== Dataset content ==
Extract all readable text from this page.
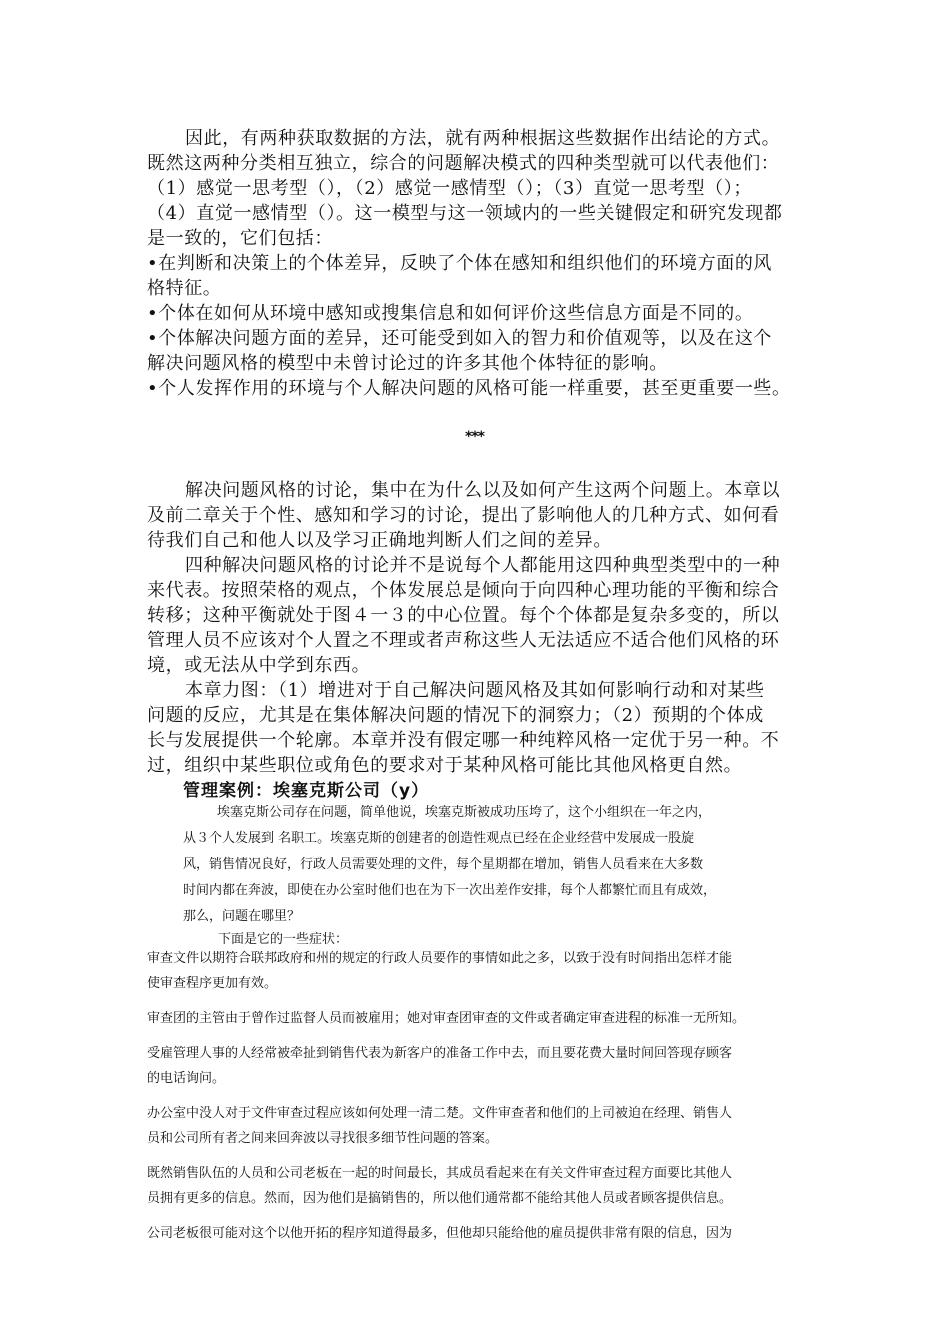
因此，有两种获取数据的方法，就有两种根据这些数据作出结论的方式。
既然这两种分类相互独立，综合的问题解决模式的四种类型就可以代表他们：
（1）感觉一思考型（），（2）感觉一感情型（）；（3）直觉一思考型（）；
（4）直觉一感情型（）。这一模型与这一领域内的一些关键假定和研究发现都
是一致的，它们包括：

•在判断和决策上的个体差异，反映了个体在感知和组织他们的环境方面的风
格特征。

•个体在如何从环境中感知或搜集信息和如何评价这些信息方面是不同的。

•个体解决问题方面的差异，还可能受到如入的智力和价值观等，以及在这个
解决问题风格的模型中未曾讨论过的许多其他个体特征的影响。

•个人发挥作用的环境与个人解决问题的风格可能一样重要，甚至更重要一些。

***

解决问题风格的讨论，集中在为什么以及如何产生这两个问题上。本章以
及前二章关于个性、感知和学习的讨论，提出了影响他人的几种方式、如何看
待我们自己和他人以及学习正确地判断人们之间的差异。

四种解决问题风格的讨论并不是说每个人都能用这四种典型类型中的一种
来代表。按照荣格的观点，个体发展总是倾向于向四种心理功能的平衡和综合
转移；这种平衡就处于图４一３的中心位置。每个个体都是复杂多变的，所以
管理人员不应该对个人置之不理或者声称这些人无法适应不适合他们风格的环
境，或无法从中学到东西。

本章力图：（1）增进对于自己解决问题风格及其如何影响行动和对某些
问题的反应，尤其是在集体解决问题的情况下的洞察力；（2）预期的个体成
长与发展提供一个轮廓。本章并没有假定哪一种纯粹风格一定优于另一种。不
过，组织中某些职位或角色的要求对于某种风格可能比其他风格更自然。

管理案例：埃塞克斯公司（y）

埃塞克斯公司存在问题，简单他说，埃塞克斯被成功压垮了，这个小组织在一年之内，
从３个人发展到 名职工。埃塞克斯的创建者的创造性观点已经在企业经营中发展成一股旋
风，销售情况良好，行政人员需要处理的文件，每个星期都在增加，销售人员看来在大多数
时间内都在奔波，即使在办公室时他们也在为下一次出差作安排，每个人都繁忙而且有成效，
那么，问题在哪里？

下面是它的一些症状：

审查文件以期符合联邦政府和州的规定的行政人员要作的事情如此之多，以致于没有时间指出怎样才能
使审查程序更加有效。

审查团的主管由于曾作过监督人员而被雇用；她对审查团审查的文件或者确定审查进程的标准一无所知。

受雇管理人事的人经常被牵扯到销售代表为新客户的准备工作中去，而且要花费大量时间回答现存顾客
的电话询问。

办公室中没人对于文件审查过程应该如何处理一清二楚。文件审查者和他们的上司被迫在经理、销售人
员和公司所有者之间来回奔波以寻找很多细节性问题的答案。

既然销售队伍的人员和公司老板在一起的时间最长，其成员看起来在有关文件审查过程方面要比其他人
员拥有更多的信息。然而，因为他们是搞销售的，所以他们通常都不能给其他人员或者顾客提供信息。

公司老板很可能对这个以他开拓的程序知道得最多，但他却只能给他的雇员提供非常有限的信息，因为
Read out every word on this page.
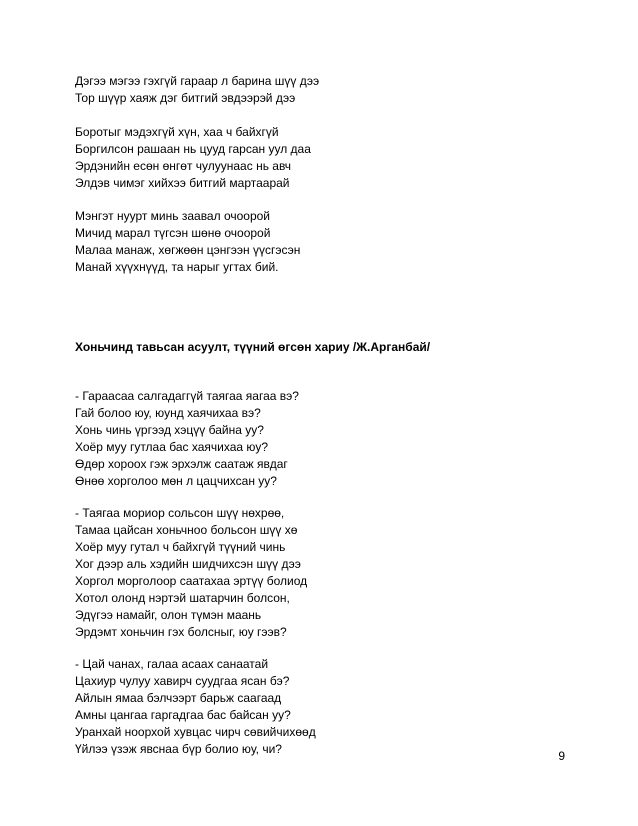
Дэгээ мэгээ гэхгүй гараар л барина шүү дээ
Тор шүүр хаяж дэг битгий эвдээрэй дээ
Боротыг мэдэхгүй хүн, хаа ч байхгүй
Боргилсон рашаан нь цууд гарсан уул даа
Эрдэнийн есөн өнгөт чулуунаас нь авч
Элдэв чимэг хийхээ битгий мартаарай
Мэнгэт нуурт минь заавал очоорой
Мичид марал түгсэн шөнө очоорой
Малаа манаж, хөгжөөн цэнгээн үүсгэсэн
Манай хүүхнүүд, та нарыг угтах бий.
Хоньчинд тавьсан асуулт, түүний өгсөн хариу /Ж.Арганбай/
- Гараасаа салгадаггүй таягаа яагаа вэ?
Гай болоо юу, юунд хаячихаа вэ?
Хонь чинь үргээд хэцүү байна уу?
Хоёр муу гутлаа бас хаячихаа юу?
Өдөр хороох гэж эрхэлж саатаж явдаг
Өнөө хорголоо мөн л цацчихсан уу?
- Таягаа мориор сольсон шүү нөхрөө,
Тамаа цайсан хоньчноо больсон шүү хө
Хоёр муу гутал ч байхгүй түүний чинь
Хог дээр аль хэдийн шидчихсэн шүү дээ
Хорго​л морголоор саатахаа эртүү болиод
Хотол олонд нэртэй шатарчин болсон,
Эдүгээ намайг, олон түмэн маань
Эрдэмт хоньчин гэх болсныг, юу гээв?
- Цай чанах, галаа асаах санаатай
Цахиур чулуу хавирч суудгаа ясан бэ?
Айлын ямаа бэлчээрт барьж саагаад
Амны цангаа гаргадгаа бас байсан уу?
Уранхай ноорхой хувцас чирч сөвийчихөөд
Үйлээ үзэж явснаа бүр болио юу, чи?	9
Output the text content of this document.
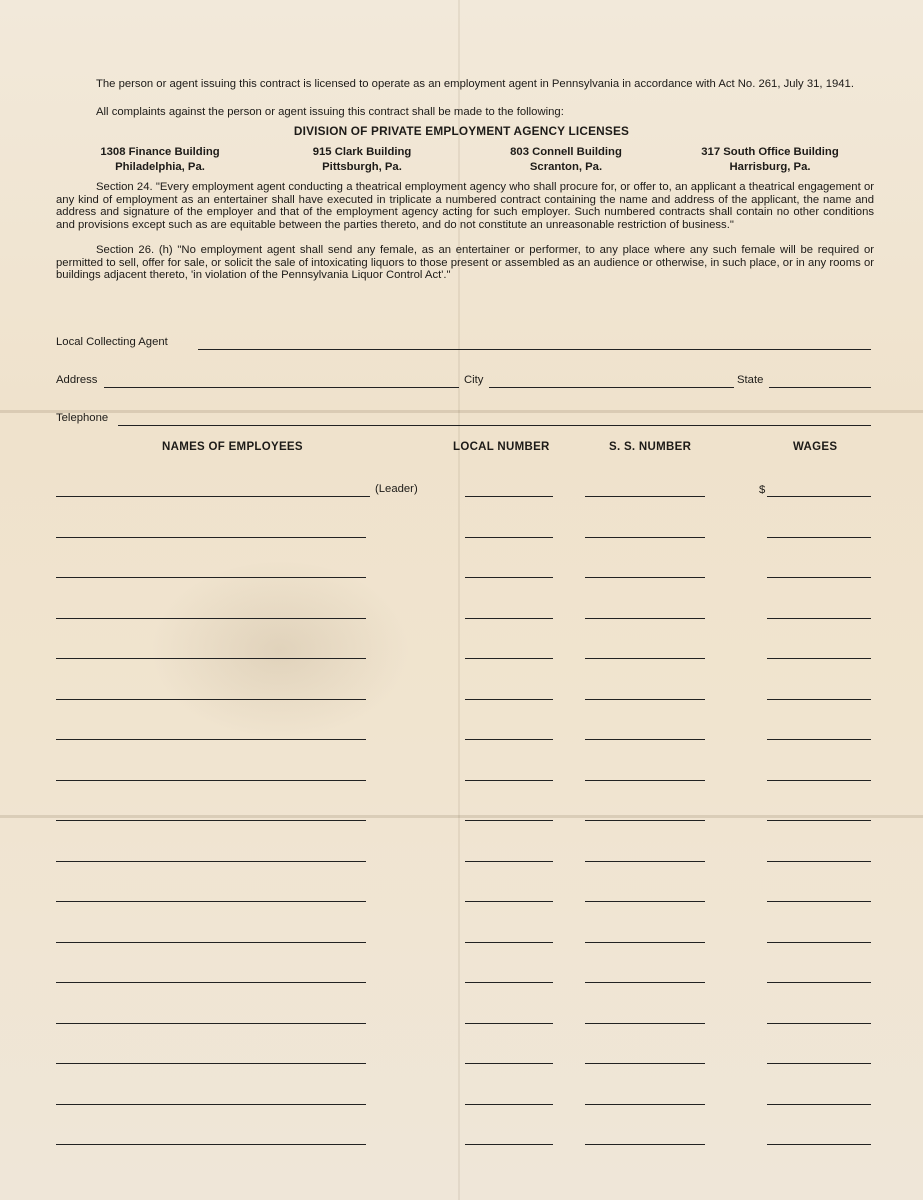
The person or agent issuing this contract is licensed to operate as an employment agent in Pennsylvania in accordance with Act No. 261, July 31, 1941.
All complaints against the person or agent issuing this contract shall be made to the following:
DIVISION OF PRIVATE EMPLOYMENT AGENCY LICENSES
1308 Finance Building
Philadelphia, Pa.
915 Clark Building
Pittsburgh, Pa.
803 Connell Building
Scranton, Pa.
317 South Office Building
Harrisburg, Pa.
Section 24. "Every employment agent conducting a theatrical employment agency who shall procure for, or offer to, an applicant a theatrical engagement or any kind of employment as an entertainer shall have executed in triplicate a numbered contract containing the name and address of the applicant, the name and address and signature of the employer and that of the employment agency acting for such employer. Such numbered contracts shall contain no other conditions and provisions except such as are equitable between the parties thereto, and do not constitute an unreasonable restriction of business."
Section 26. (h) "No employment agent shall send any female, as an entertainer or performer, to any place where any such female will be required or permitted to sell, offer for sale, or solicit the sale of intoxicating liquors to those present or assembled as an audience or otherwise, in such place, or in any rooms or buildings adjacent thereto, 'in violation of the Pennsylvania Liquor Control Act'."
Local Collecting Agent
Address	City	State
Telephone
NAMES OF EMPLOYEES	LOCAL NUMBER	S. S. NUMBER	WAGES
(Leader)	$
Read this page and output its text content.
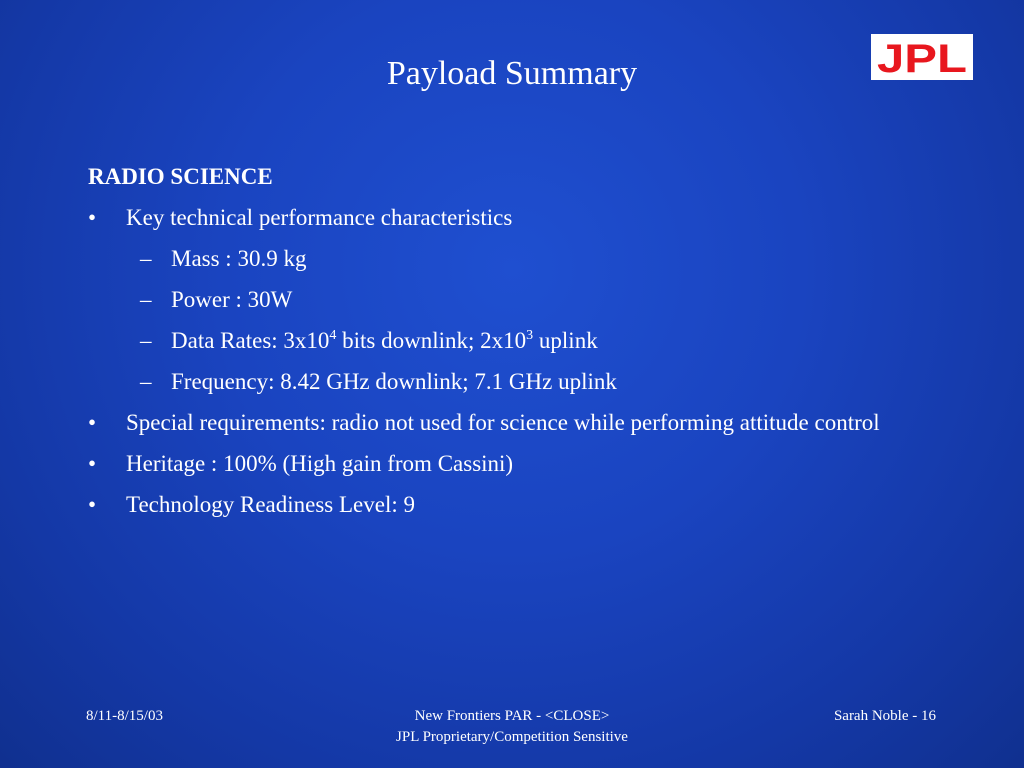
Payload Summary	JPL
RADIO SCIENCE
• Key technical performance characteristics
– Mass : 30.9 kg
– Power : 30W
– Data Rates: $3x10^4$ bits downlink; $2x10^3$ uplink
– Frequency: 8.42 GHz downlink; 7.1 GHz uplink
• Special requirements: radio not used for science while performing attitude control
• Heritage : 100% (High gain from Cassini)
• Technology Readiness Level: 9
8/11-8/15/03	New Frontiers PAR - <CLOSE>
JPL Proprietary/Competition Sensitive
Sarah Noble - 16
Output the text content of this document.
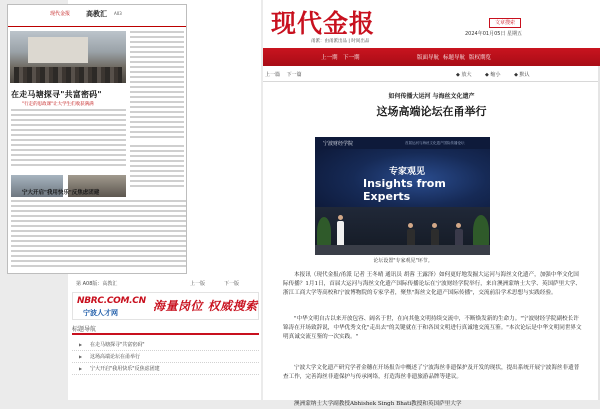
现代金报 高教汇 A03
在走马塘探寻"共富密码"
"行走的思政课"让大学生们收获满满
宁大开启"我用快乐"反焦虑团建
第 A08版：高教汇	上一版	下一版
NBRC.COM.CN
宁波人才网	海量岗位 权威搜索
标题导航
▶ 在走马塘探寻"共富密码"
▶ 这场高端论坛在甬举行
▶ 宁大开启"我用快乐"反焦虑团建
现代金报	文章搜索
2024年01月05日 星期五
甬派：由甬派出品 | 时间出品
上一期 下一期	版面导航 标题导航 版权期览
上一篇 下一篇	◆ 放大	◆ 缩小	◆ 默认
如何传播大运河 与海丝文化遗产
这场高端论坛在甬举行
宁波财经学院	首届运河与海丝文化遗产国际传播论坛
专家观见
Insights from Experts
论坛设置"专家观见"环节。

本报讯（现代金报/甬派 记者 王冬晴 通讯员 胡蓉 王露泽）如何更好地发掘大运河与海丝文化遗产，加强中华文化国际传播？1月1日，首届大运河与海丝文化遗产国际传播论坛在宁波财经学院举行，来自澳洲蒙纳士大学、英国萨里大学、浙江工商大学等高校和宁波博物院的专家学者，聚焦"海丝文化遗产国际传播"，交流前沿学术思想与实践经验。

"中华文明自古以来开放包容、阔名于世，在向其他文明持续交流中，不断焕发新的生命力。"宁波财经学院副校长许锦涛在开场致辞说，中华优秀文化"走出去"的关键就在于和各国文明进行真诚地交流互鉴。"本次论坛是中华文明同世界文明真诚交流互鉴的一次实践。"

宁波大学文化遗产研究学者金穗在开场报告中概述了宁波海丝非遗保护及开发的现状，提出系统开展宁波海丝非遗普查工作，完善海丝非遗保护与传承网络，打造海丝非遗旅游品牌等建议。

澳洲蒙纳士大学副教授Abhishek Singh Bhati教授和英国萨里大学
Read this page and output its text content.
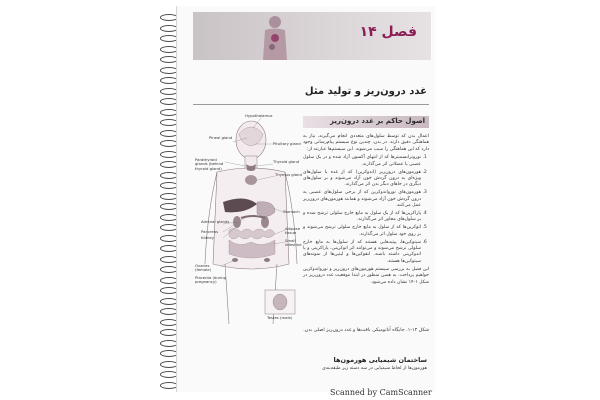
فصل ۱۴
غدد درون‌ریز و تولید مثل
اصول حاکم بر غدد درون‌ریز

اعمال بدن که توسط سلول‌های متعددی انجام می‌گیرند، نیاز به هماهنگی دقیق دارند. در بدن، چندین نوع سیستم پیام‌رسانی وجود دارد که این هماهنگی را سبب می‌شوند. این سیستم‌ها عبارتند از:

1. نوروترانسمیترها که از انتهای آکسون آزاد شده و در یک سلول عصبی یا عضلانی اثر می‌گذارند.
2. هورمون‌های درون‌ریز (اندوکرین) که از غده یا سلول‌های ویژه‌ای به درون گردش خون آزاد می‌شوند و بر سلول‌های دیگری در جاهای دیگر بدن اثر می‌گذارند.
3. هورمون‌های نورواندوکرین که از برخی سلول‌های عصبی به درون گردش خون آزاد می‌شوند و همانند هورمون‌های درون‌ریز عمل می‌کنند.
4. پاراکرین‌ها که از یک سلول به مایع خارج سلولی ترشح شده و بر سلول‌های مجاور اثر می‌گذارند.
5. اتوکرین‌ها که از سلول به مایع خارج سلولی ترشح می‌شوند و بر روی خود سلول اثر می‌گذارند.
6. سیتوکین‌ها، پپتیدهایی هستند که از سلول‌ها به مایع خارج سلولی ترشح می‌شوند و می‌توانند اثر اتوکرینی، پاراکرینی و یا اندوکرینی داشته باشند. لنفوکین‌ها و لپتین‌ها از نمونه‌های سیتوکین‌ها هستند.

این فصل به بررسی سیستم هورمون‌های درون‌ریز و نورواندوکرین خواهیم پرداخت. به همین منظور در ابتدا موقعیت غدد درون‌ریز در شکل ۱-۱۴ نشان داده می‌شود.

Hypothalamus
Pineal gland
Pituitary gland
Parathyroid glands (behind thyroid gland)
Thyroid gland
Thymus gland
Stomach
Adrenal glands
Pancreas
Kidney
Adipose tissue
Small intestine
Ovaries (female)
Placenta (during pregnancy)
Testes (male)
شکل ۱۴-۱. جایگاه آناتومیکی بافت‌ها و غدد درون‌ریز اصلی بدن.
ساختمان شیمیایی هورمون‌ها
هورمون‌ها از لحاظ شیمیایی در سه دسته زیر طبقه‌بندی
Scanned by CamScanner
===
Task to carry out: Copy each line in the data that holds the word "female".

Response to the task:
Section 26. (h) "No employment agent shall send any female, as an entertainer or performer, to any place where any such female will be required or permitted to sell, offer for sale, or solicit the sale of intoxicating liquors to those present or assembled as an audience or otherwise, in such place, or in any rooms or buildings adjacent thereto, 'in violation of the Pennsylvania Liquor Control Act'."
Ovaries (female)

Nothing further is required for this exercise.